» **GOAL A**: Copy the records word for word from the line with "echo… bbox=[646, 0, 1024, 576]" to the line with "topic-text: AUTHENTICATION &", both of those lines included.
» **GOAL B**: Extend the passage on Christianity and the universal Christ, picking up after its last sentence.

» **EXTRACTED TEXT**:
Christianity is the most radical of all world religions                                               

Franciscan sister and scientist Ilia Delio focuses on the theology of the incarnation and the universal nature of the Christ mystery:

The Christian message is that God has become flesh [sarx in Greek or “matter”]—not a part of God or one aspect of God but the whole infinite, eternal God Creator has become matter. The claim—God has become flesh—is so radical that it is virtually unthinkable and illogical. Christianity is the most radical of all world religions because it takes matter seriously as the home of divinity. [1]

So does everyone have to become Christian to know the Christ? Absolutely not. Christ is more than Jesus. Christ is the communion of divine personal love expressed in every created form of reality—every star, leaf, bird, fish, tree, rabbit, and human person. Everything is christified because everything expresses divine love incarnate. However, Jesus Christ is the “thisness” of God, so what Jesus is by nature everything else is by grace (divine love). We are not God, but every single person is born out of the love of God, expresses this love in [their] unique personal form, and has the capacity to be united with God…. Because Jesus is the Christ, every human is already reconciled with every other human in the mystery of the divine, so that Christ is more than Jesus alone. Christ is the whole of reality bound in a union of love.

We are transformed by experiencing the presence of Christ in all things.

Eileen: (And all people.)

I believe this. But find expressing it difficult without it becoming so complex that only theologians can “get” it.  In the fifty-eight years since I experienced the incredible unconditional Love of God fleshed out in Jesus, my view of Jesus and Christianity has been expanded, rather than changed, until I realized that we have mostly missed the point of Jesus.  Our importance is as a part of the whole…..we are part of God with God’s Spirit within us, but we limit the Spirit because of fear.  Fear is literally the root of all evil. It’s the root of Musk’s need for power and my need for pleasure as escapes from the reality of our human vulnerability. We are fragile physical beings in a huge universe beyond even our understanding, never-the-less, our control. Unconsciously, we are all aware that the possibility of heartbreaking disaster lurks in the next minute.  We do all we can to make this life pain free……our idea of heaven. We miss the point of Jesus. We want Him to be a “get out of this life’s possibility of being hell free” card.  And we consider Him our key to the spiritual country club of escape from it. And we miss the point of both His life journey and His death as the prototype for ours.  He grew spiritually.  He became aware of the need to balance achievement with simple kindness through his mom.  He was literally pushed into the increased danger of becoming known for doing miracles by His mom’s caring about a family’s social embarrassment. He was challenged over and over to love the least of these (lepers, tax collectors, fallen women, Roman Soldiers, people unwilling to help themselves, cowardly best friends, and the leaders of His own religion who had Him tortured and killed) and even God when He felt God had abandoned Him.

» **Bounding box annotations**:
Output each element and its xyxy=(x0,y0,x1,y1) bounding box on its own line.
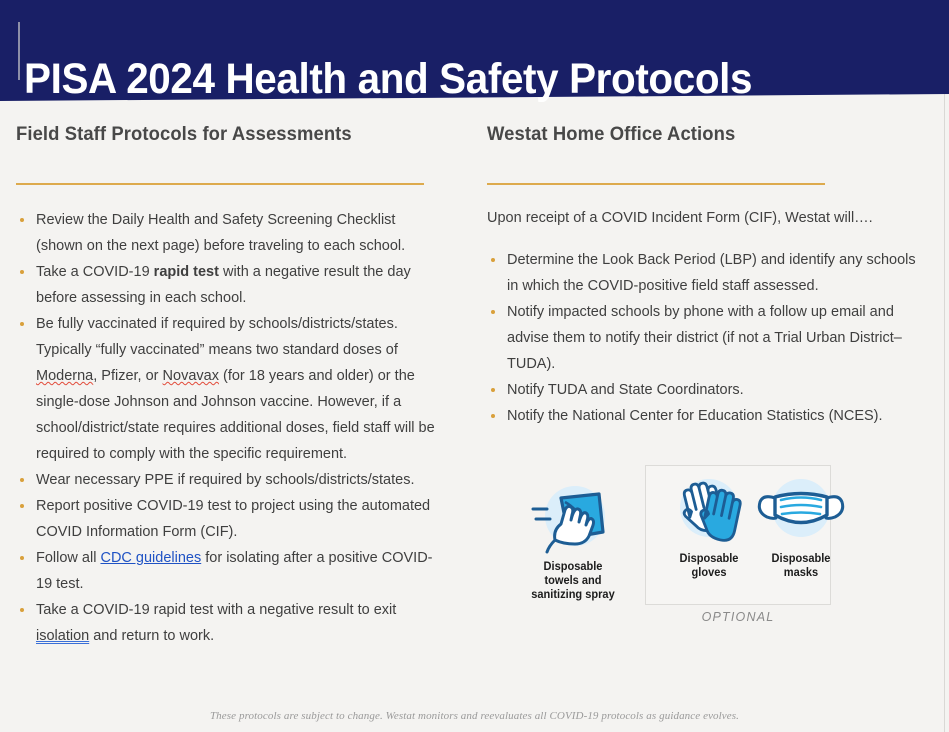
field-staff-protocol-item: Be fully vaccinated if required by schoo… xyxy=(16,311,446,467)
flagged-text: Novavax xyxy=(163,368,219,384)
page-title: PISA 2024 Health and Safety Protocols xyxy=(24,50,752,108)
title-accent-bar xyxy=(18,22,20,80)
field-staff-protocol-list: Review the Daily Health and Safety Scree… xyxy=(16,207,446,649)
left-column: Field Staff Protocols for Assessments Re… xyxy=(16,124,446,649)
emphasis-text: rapid test xyxy=(154,264,219,280)
ppe-card-towels-caption: Disposable towels and sanitizing spray xyxy=(523,560,623,602)
right-column-heading: Westat Home Office Actions xyxy=(487,124,914,146)
page-edge-divider xyxy=(944,0,945,732)
right-column-divider xyxy=(487,183,825,185)
left-column-divider xyxy=(16,183,424,185)
ppe-icon-strip: Disposable towels and sanitizing spray xyxy=(505,460,845,630)
caption-line: Disposable xyxy=(523,560,623,574)
cleaning-wipe-icon xyxy=(525,478,621,558)
ppe-card-gloves-caption: Disposable gloves xyxy=(659,552,759,580)
face-mask-icon xyxy=(753,470,849,550)
field-staff-protocol-item: Take a COVID-19 rapid test with a negati… xyxy=(16,259,446,311)
footer-disclaimer: These protocols are subject to change. W… xyxy=(0,710,949,722)
left-column-heading: Field Staff Protocols for Assessments xyxy=(16,124,433,146)
ppe-card-masks-caption: Disposable masks xyxy=(751,552,851,580)
field-staff-protocol-item: Follow all CDC guidelines for isolating … xyxy=(16,545,446,597)
home-office-action-item: Notify impacted schools by phone with a … xyxy=(487,299,927,377)
flagged-text: Moderna xyxy=(36,368,93,384)
home-office-action-list: Determine the Look Back Period (LBP) and… xyxy=(487,247,927,429)
caption-line: Disposable xyxy=(659,552,759,566)
field-staff-protocol-item: Wear necessary PPE if required by school… xyxy=(16,467,446,493)
gloves-icon xyxy=(661,470,757,550)
home-office-action-item: Notify TUDA and State Coordinators. xyxy=(487,377,927,403)
ppe-card-gloves: Disposable gloves xyxy=(657,470,761,580)
caption-line: sanitizing spray xyxy=(523,588,623,602)
home-office-action-item: Determine the Look Back Period (LBP) and… xyxy=(487,247,927,299)
caption-line: towels and xyxy=(523,574,623,588)
field-staff-protocol-item: Take a COVID-19 rapid test with a negati… xyxy=(16,597,446,649)
home-office-intro: Upon receipt of a COVID Incident Form (C… xyxy=(487,207,927,229)
inline-link[interactable]: CDC guidelines xyxy=(100,550,201,566)
home-office-action-item: Notify the National Center for Education… xyxy=(487,403,927,429)
field-staff-protocol-item: Report positive COVID-19 test to project… xyxy=(16,493,446,545)
ppe-card-towels: Disposable towels and sanitizing spray xyxy=(521,478,625,602)
slide-canvas: PISA 2024 Health and Safety Protocols Fi… xyxy=(0,0,949,732)
right-column: Westat Home Office Actions Upon receipt … xyxy=(487,124,927,429)
ppe-card-masks: Disposable masks xyxy=(749,470,853,580)
field-staff-protocol-item: Review the Daily Health and Safety Scree… xyxy=(16,207,446,259)
caption-line: Disposable xyxy=(751,552,851,566)
optional-label: OPTIONAL xyxy=(645,610,831,624)
flagged-text: isolation xyxy=(36,628,89,644)
caption-line: masks xyxy=(751,566,851,580)
caption-line: gloves xyxy=(659,566,759,580)
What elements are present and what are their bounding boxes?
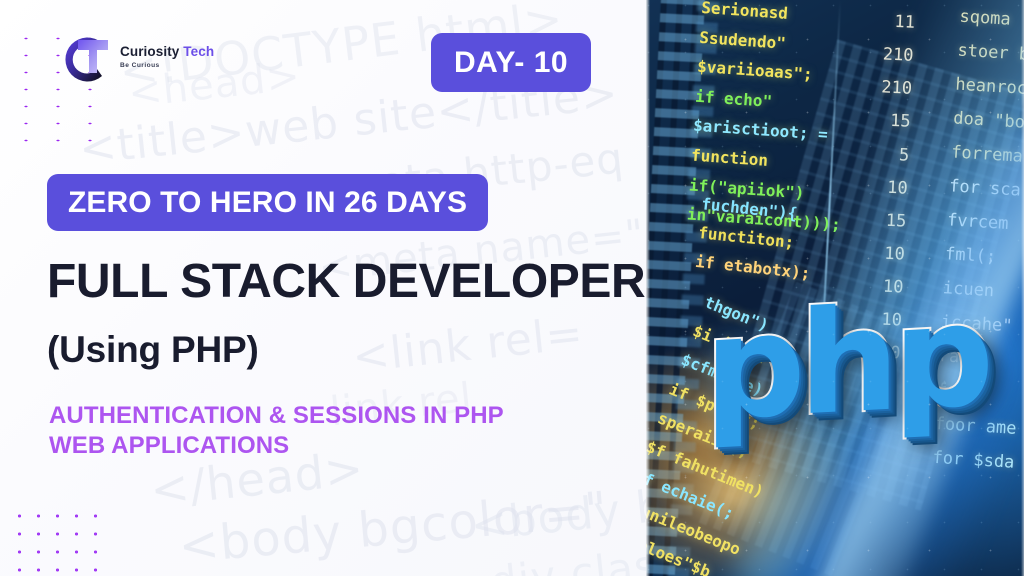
php-hero-image: Serionasd Ssudendo" $variioaas"; if echo… bbox=[646, 0, 1024, 576]
particle-specks bbox=[646, 0, 1024, 576]
topic-line-1: AUTHENTICATION & SESSIONS IN PHP bbox=[49, 401, 609, 431]
topic-text: AUTHENTICATION & SESSIONS IN PHP WEB APP… bbox=[49, 401, 609, 461]
page-title: FULL STACK DEVELOPER bbox=[47, 258, 645, 306]
brand-name-secondary: Tech bbox=[183, 44, 214, 59]
watermark-code-line: <body bgcolor=" bbox=[468, 459, 646, 551]
brand-logo[interactable]: Curiosity Tech Be Curious bbox=[56, 28, 214, 90]
dot-grid-bottom-left bbox=[8, 505, 98, 576]
watermark-code-line: <link rel= bbox=[350, 308, 586, 383]
page-subtitle: (Using PHP) bbox=[47, 331, 259, 368]
brand-wordmark: Curiosity Tech Be Curious bbox=[120, 45, 214, 73]
series-badge: ZERO TO HERO IN 26 DAYS bbox=[47, 174, 488, 231]
brand-name-primary: Curiosity bbox=[120, 44, 179, 59]
topic-line-2: WEB APPLICATIONS bbox=[49, 431, 609, 461]
poster-canvas: <!DOCTYPE html> <head> <title>web site</… bbox=[0, 0, 1024, 576]
brand-tagline: Be Curious bbox=[120, 62, 214, 69]
image-left-edge-fade bbox=[646, 0, 650, 576]
day-badge: DAY- 10 bbox=[431, 33, 591, 92]
curiosity-tech-monogram-icon bbox=[56, 28, 118, 90]
left-content-panel: <!DOCTYPE html> <head> <title>web site</… bbox=[0, 0, 646, 576]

» **RESPONSE A**:
php-hero-image: Serionasd Ssudendo" $variioaas"; if echo… bbox=[646, 0, 1024, 576]
particle-specks bbox=[646, 0, 1024, 576]
topic-line-1: AUTHENTICATION & SESSIONS IN PHP bbox=[49, 401, 609, 431]
topic-text: AUTHENTICATION & SESSIONS IN PHP WEB APP… bbox=[49, 401, 609, 461]

» **RESPONSE B**:
This life is not meant to be heaven. It is school. It is the journey from Self as number one, to being willing to lay down our lives for not only those who are different from us, but those that would kill us.  That takes Growth through Grace with a capital G!  Ultimately it takes a willingness to die to what we value most in our lives and ourselves.

This may not sound like the “good news,” but it’s a letting go that ultimately frees us from the fear that controls and corrupts us, so that we can ultimately Love all others unconditionally.

Seeing the Oneness of Everything and Everyone

Christ in All Things by Richard Rohr and others.

Sunday
In the beginning was the Word, and the Word was with God, and the Word was God.… All things came to be through him, and without him nothing came to be.
—John 1:1, 3 

Monday
Discovering Christ as the transcendent within of every “thing” in the universe can transform the way we perceive and the way we live in our everyday world.
—Richard Rohr

Tuesday
God’s word to humanity is not primarily the word spoken in a book, in sacred literature, but it is a word that is incarnate, not only as a human being, but present as an element in all beings, in all created reality.
—Ursula King

Wednesday
On Christmas Eve, we celebrate a new beginning. We welcome the dawning of a new light.
—Brian McLaren

Thursday
Christmas became the great celebratory feast of Christians because it basically says that it’s good to be human, it’s good to be on this Earth, it’s good to have a body, it’s good to have emotions. We don’t need to be ashamed of any of it!
—Richard RohrFriday
Christ is more than Jesus. Christ is the communion of divine personal love expressed in every created form of reality.
—Ilia Delio

Accepting Jesus as Savior Takes a Minute. Accepting Jesus as Lord Takes a Lifetime.

I want to explain something about having a relationship with Jesus and about saying the prayer accepting Jesus as Savior and Lord.

For me, as an agnostic, it was a new beginning. Jesus became both a partner with His life as a guide, and a presence as a source of God’s Love that is the grace to grow more loving all along life’s spiritual journey.

 I began to recognize the pattern Jesus had of opening up to more and more people as those Loved by God…..until it included not just good Jews, but the Jews that used the power of the enemy government to get rich, the slut at the well, the guy at the pool who wouldn’t help himself, Soldiers of the hated enemy government, his closest friends who abandoned Him, and even the Jews that thought they had a monopoly on God and were instrumental in his torture and death. And as He died, Jesus chose to trust God even when He felt abandoned by Him.

Jesus fleshed out both the Love of God for ALL of us and the WAY for us to become Loving. That Love is the grace for us to grow more loving every inch of the way until we die.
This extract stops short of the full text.